Copy out the data exactly, leaving the pictures behind.
== INPUT RECORDS ==
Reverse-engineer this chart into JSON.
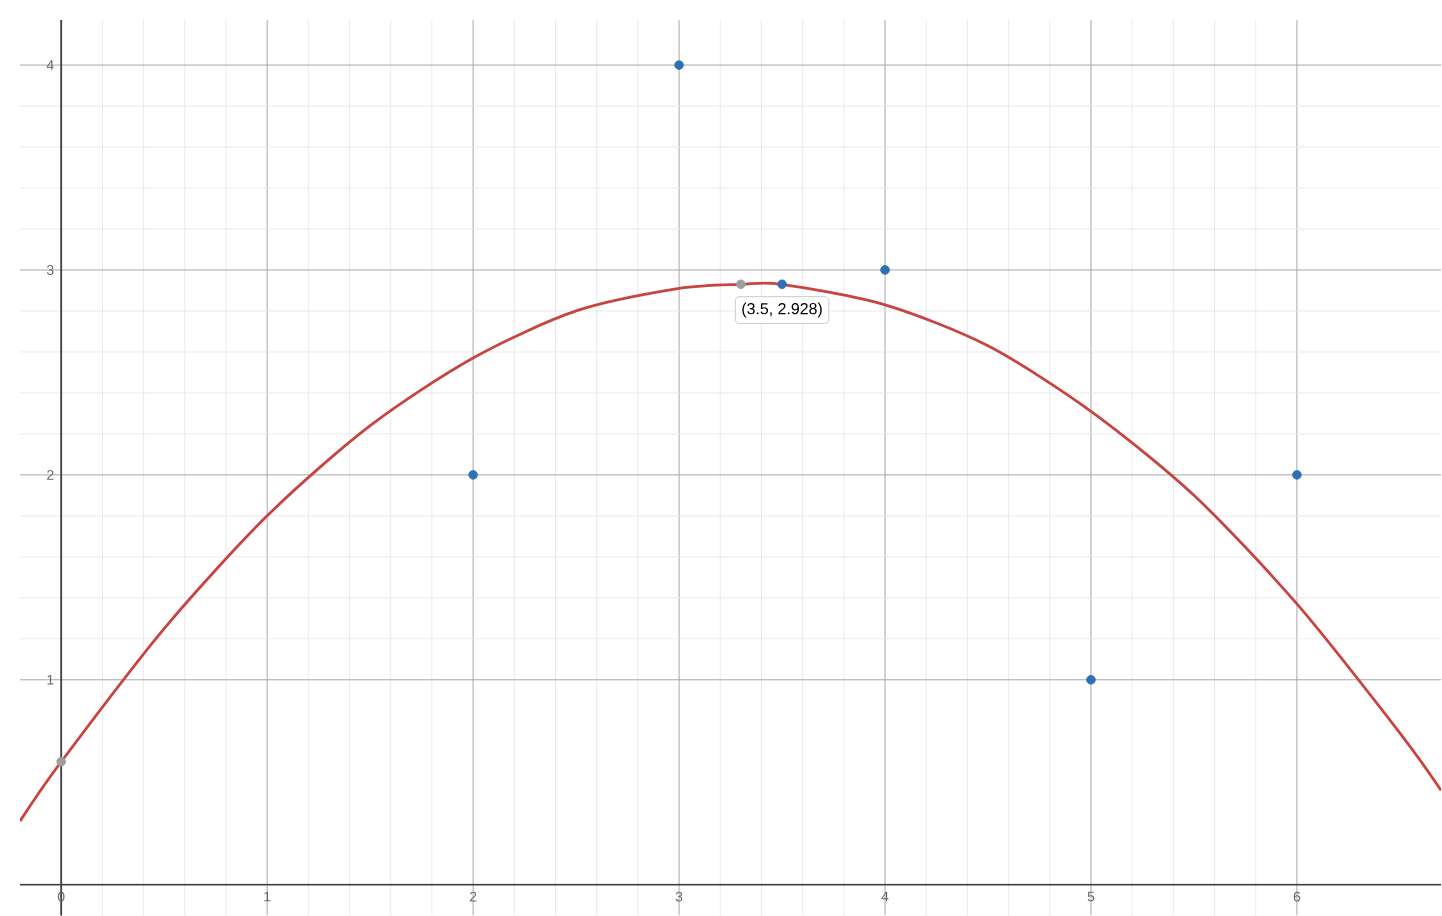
{
  "chart_data": {
    "type": "scatter",
    "xlim": [
      -0.2,
      6.7
    ],
    "ylim": [
      -0.15,
      4.22
    ],
    "xticks": [
      0,
      1,
      2,
      3,
      4,
      5,
      6
    ],
    "yticks": [
      1,
      2,
      3,
      4
    ],
    "grid": true,
    "series": [
      {
        "type": "line",
        "marker": "none",
        "color": "#c74440",
        "x": [
          -0.2,
          0,
          0.5,
          1,
          1.5,
          2,
          2.5,
          3,
          3.3,
          3.5,
          4,
          4.5,
          5,
          5.5,
          6,
          6.5,
          6.7
        ],
        "values": [
          0.31,
          0.6,
          1.25,
          1.8,
          2.24,
          2.57,
          2.8,
          2.91,
          2.93,
          2.93,
          2.83,
          2.63,
          2.31,
          1.9,
          1.37,
          0.74,
          0.46
        ]
      },
      {
        "marker": "circle",
        "color": "#9e9e9e",
        "x": [
          0,
          3.3
        ],
        "values": [
          0.6,
          2.93
        ]
      },
      {
        "marker": "circle",
        "color": "#2d70b3",
        "x": [
          2,
          3,
          4,
          5,
          6,
          3.5
        ],
        "values": [
          2,
          4,
          3,
          1,
          2,
          2.93
        ]
      }
    ],
    "annotations": [
      {
        "text": "(3.5, 2.928)",
        "x": 3.5,
        "y": 2.93
      }
    ]
  }
}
===
THE SOLUTION
Reverse-engineer this chart into JSON.
{
  "chart_data": {
    "type": "scatter",
    "xlim": [
      -0.2,
      6.7
    ],
    "ylim": [
      -0.15,
      4.22
    ],
    "xticks": [
      0,
      1,
      2,
      3,
      4,
      5,
      6
    ],
    "yticks": [
      1,
      2,
      3,
      4
    ],
    "grid": true,
    "series": [
      {
        "type": "line",
        "marker": "none",
        "color": "#c74440",
        "x": [
          -0.2,
          0,
          0.5,
          1,
          1.5,
          2,
          2.5,
          3,
          3.3,
          3.5,
          4,
          4.5,
          5,
          5.5,
          6,
          6.5,
          6.7
        ],
        "values": [
          0.31,
          0.6,
          1.25,
          1.8,
          2.24,
          2.57,
          2.8,
          2.91,
          2.93,
          2.93,
          2.83,
          2.63,
          2.31,
          1.9,
          1.37,
          0.74,
          0.46
        ]
      },
      {
        "marker": "circle",
        "color": "#9e9e9e",
        "x": [
          0,
          3.3
        ],
        "values": [
          0.6,
          2.93
        ]
      },
      {
        "marker": "circle",
        "color": "#2d70b3",
        "x": [
          2,
          3,
          4,
          5,
          6,
          3.5
        ],
        "values": [
          2,
          4,
          3,
          1,
          2,
          2.93
        ]
      }
    ],
    "annotations": [
      {
        "text": "(3.5, 2.928)",
        "x": 3.5,
        "y": 2.93
      }
    ]
  }
}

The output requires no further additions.